### DATA ROWS ###

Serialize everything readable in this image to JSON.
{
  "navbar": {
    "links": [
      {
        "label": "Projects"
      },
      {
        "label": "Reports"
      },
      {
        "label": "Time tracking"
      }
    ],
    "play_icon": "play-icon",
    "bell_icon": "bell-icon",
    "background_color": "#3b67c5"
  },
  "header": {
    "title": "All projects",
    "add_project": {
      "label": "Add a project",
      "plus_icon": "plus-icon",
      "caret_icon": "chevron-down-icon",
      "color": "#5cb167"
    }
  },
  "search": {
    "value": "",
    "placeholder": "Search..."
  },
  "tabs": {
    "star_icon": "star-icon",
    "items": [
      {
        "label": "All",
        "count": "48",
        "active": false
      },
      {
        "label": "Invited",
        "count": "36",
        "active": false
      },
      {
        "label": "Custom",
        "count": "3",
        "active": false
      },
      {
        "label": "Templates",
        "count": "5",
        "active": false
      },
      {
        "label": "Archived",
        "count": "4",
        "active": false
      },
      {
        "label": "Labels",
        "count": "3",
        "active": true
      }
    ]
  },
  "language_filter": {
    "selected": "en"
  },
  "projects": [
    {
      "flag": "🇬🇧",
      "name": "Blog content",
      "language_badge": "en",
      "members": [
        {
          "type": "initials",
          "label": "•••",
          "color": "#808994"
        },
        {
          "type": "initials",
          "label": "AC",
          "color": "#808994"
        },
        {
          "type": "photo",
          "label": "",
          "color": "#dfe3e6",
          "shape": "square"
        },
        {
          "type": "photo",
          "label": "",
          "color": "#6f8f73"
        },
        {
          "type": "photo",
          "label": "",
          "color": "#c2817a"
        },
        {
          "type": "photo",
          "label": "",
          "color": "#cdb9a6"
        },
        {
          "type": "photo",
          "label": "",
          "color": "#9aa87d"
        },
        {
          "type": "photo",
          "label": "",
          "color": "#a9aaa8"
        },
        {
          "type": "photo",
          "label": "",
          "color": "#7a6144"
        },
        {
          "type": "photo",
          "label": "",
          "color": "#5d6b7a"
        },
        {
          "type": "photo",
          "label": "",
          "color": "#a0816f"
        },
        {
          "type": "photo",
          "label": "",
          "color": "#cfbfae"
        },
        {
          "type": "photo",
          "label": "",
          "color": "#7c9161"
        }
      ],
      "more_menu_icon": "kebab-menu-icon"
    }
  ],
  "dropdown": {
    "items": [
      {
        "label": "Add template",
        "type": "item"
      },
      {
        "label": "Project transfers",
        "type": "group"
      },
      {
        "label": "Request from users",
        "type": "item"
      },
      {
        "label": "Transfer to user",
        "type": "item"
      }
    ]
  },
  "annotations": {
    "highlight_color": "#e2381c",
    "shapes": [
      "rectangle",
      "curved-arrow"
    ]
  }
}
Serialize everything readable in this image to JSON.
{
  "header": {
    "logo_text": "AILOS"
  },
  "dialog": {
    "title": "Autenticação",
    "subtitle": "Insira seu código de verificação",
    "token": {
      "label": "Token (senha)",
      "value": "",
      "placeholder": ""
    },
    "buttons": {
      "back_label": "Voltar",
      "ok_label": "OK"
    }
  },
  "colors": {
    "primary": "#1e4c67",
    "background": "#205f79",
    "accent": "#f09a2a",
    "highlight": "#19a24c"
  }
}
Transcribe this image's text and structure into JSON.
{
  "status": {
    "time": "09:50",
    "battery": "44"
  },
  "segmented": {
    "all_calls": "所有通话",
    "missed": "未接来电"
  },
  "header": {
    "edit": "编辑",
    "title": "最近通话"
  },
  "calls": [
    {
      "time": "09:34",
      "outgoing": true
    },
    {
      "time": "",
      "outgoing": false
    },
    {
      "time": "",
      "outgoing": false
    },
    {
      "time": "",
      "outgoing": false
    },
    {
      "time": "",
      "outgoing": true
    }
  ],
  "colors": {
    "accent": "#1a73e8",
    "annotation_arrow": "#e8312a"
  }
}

###

## EXERCISE REQUIREMENTS
The lines above should be duplicated exactly.

## FINAL ANSWER
Serialize everything readable in this image to JSON.
{
  "navbar": {
    "links": [
      {
        "label": "Projects"
      },
      {
        "label": "Reports"
      },
      {
        "label": "Time tracking"
      }
    ],
    "play_icon": "play-icon",
    "bell_icon": "bell-icon",
    "background_color": "#3b67c5"
  },
  "header": {
    "title": "All projects",
    "add_project": {
      "label": "Add a project",
      "plus_icon": "plus-icon",
      "caret_icon": "chevron-down-icon",
      "color": "#5cb167"
    }
  },
  "search": {
    "value": "",
    "placeholder": "Search..."
  },
  "tabs": {
    "star_icon": "star-icon",
    "items": [
      {
        "label": "All",
        "count": "48",
        "active": false
      },
      {
        "label": "Invited",
        "count": "36",
        "active": false
      },
      {
        "label": "Custom",
        "count": "3",
        "active": false
      },
      {
        "label": "Templates",
        "count": "5",
        "active": false
      },
      {
        "label": "Archived",
        "count": "4",
        "active": false
      },
      {
        "label": "Labels",
        "count": "3",
        "active": true
      }
    ]
  },
  "language_filter": {
    "selected": "en"
  },
  "projects": [
    {
      "flag": "🇬🇧",
      "name": "Blog content",
      "language_badge": "en",
      "members": [
        {
          "type": "initials",
          "label": "•••",
          "color": "#808994"
        },
        {
          "type": "initials",
          "label": "AC",
          "color": "#808994"
        },
        {
          "type": "photo",
          "label": "",
          "color": "#dfe3e6",
          "shape": "square"
        },
        {
          "type": "photo",
          "label": "",
          "color": "#6f8f73"
        },
        {
          "type": "photo",
          "label": "",
          "color": "#c2817a"
        },
        {
          "type": "photo",
          "label": "",
          "color": "#cdb9a6"
        },
        {
          "type": "photo",
          "label": "",
          "color": "#9aa87d"
        },
        {
          "type": "photo",
          "label": "",
          "color": "#a9aaa8"
        },
        {
          "type": "photo",
          "label": "",
          "color": "#7a6144"
        },
        {
          "type": "photo",
          "label": "",
          "color": "#5d6b7a"
        },
        {
          "type": "photo",
          "label": "",
          "color": "#a0816f"
        },
        {
          "type": "photo",
          "label": "",
          "color": "#cfbfae"
        },
        {
          "type": "photo",
          "label": "",
          "color": "#7c9161"
        }
      ],
      "more_menu_icon": "kebab-menu-icon"
    }
  ],
  "dropdown": {
    "items": [
      {
        "label": "Add template",
        "type": "item"
      },
      {
        "label": "Project transfers",
        "type": "group"
      },
      {
        "label": "Request from users",
        "type": "item"
      },
      {
        "label": "Transfer to user",
        "type": "item"
      }
    ]
  },
  "annotations": {
    "highlight_color": "#e2381c",
    "shapes": [
      "rectangle",
      "curved-arrow"
    ]
  }
}
Serialize everything readable in this image to JSON.
{
  "header": {
    "logo_text": "AILOS"
  },
  "dialog": {
    "title": "Autenticação",
    "subtitle": "Insira seu código de verificação",
    "token": {
      "label": "Token (senha)",
      "value": "",
      "placeholder": ""
    },
    "buttons": {
      "back_label": "Voltar",
      "ok_label": "OK"
    }
  },
  "colors": {
    "primary": "#1e4c67",
    "background": "#205f79",
    "accent": "#f09a2a",
    "highlight": "#19a24c"
  }
}
Transcribe this image's text and structure into JSON.
{
  "status": {
    "time": "09:50",
    "battery": "44"
  },
  "segmented": {
    "all_calls": "所有通话",
    "missed": "未接来电"
  },
  "header": {
    "edit": "编辑",
    "title": "最近通话"
  },
  "calls": [
    {
      "time": "09:34",
      "outgoing": true
    },
    {
      "time": "",
      "outgoing": false
    },
    {
      "time": "",
      "outgoing": false
    },
    {
      "time": "",
      "outgoing": false
    },
    {
      "time": "",
      "outgoing": true
    }
  ],
  "colors": {
    "accent": "#1a73e8",
    "annotation_arrow": "#e8312a"
  }
}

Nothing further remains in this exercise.